EXERCISE AIM: Each entry in the listing below should be restated word for word.

RECORDS FOR THE EXERCISE:
★ ★ ★ ★ ★

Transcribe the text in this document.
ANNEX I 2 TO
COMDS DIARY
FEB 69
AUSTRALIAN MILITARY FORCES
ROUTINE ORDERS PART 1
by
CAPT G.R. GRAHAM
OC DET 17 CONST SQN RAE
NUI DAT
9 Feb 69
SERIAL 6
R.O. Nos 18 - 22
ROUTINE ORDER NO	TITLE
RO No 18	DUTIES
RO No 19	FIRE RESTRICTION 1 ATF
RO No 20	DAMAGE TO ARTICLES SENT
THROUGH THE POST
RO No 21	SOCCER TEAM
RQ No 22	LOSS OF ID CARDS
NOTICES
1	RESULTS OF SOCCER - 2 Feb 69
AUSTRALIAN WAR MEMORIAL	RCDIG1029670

★ ★ ★ ★ ★

OUTPUT FOR THIS EXERCISE:
Transcribe the text in this document.
ANNEX I 2 TO
COMDS DIARY
FEB 69
AUSTRALIAN MILITARY FORCES
ROUTINE ORDERS PART 1
by
CAPT G.R. GRAHAM
OC DET 17 CONST SQN RAE
NUI DAT
9 Feb 69
SERIAL 6
R.O. Nos 18 - 22
ROUTINE ORDER NO	TITLE
RO No 18	DUTIES
RO No 19	FIRE RESTRICTION 1 ATF
RO No 20	DAMAGE TO ARTICLES SENT
THROUGH THE POST
RO No 21	SOCCER TEAM
RQ No 22	LOSS OF ID CARDS
NOTICES
1	RESULTS OF SOCCER - 2 Feb 69
AUSTRALIAN WAR MEMORIAL	RCDIG1029670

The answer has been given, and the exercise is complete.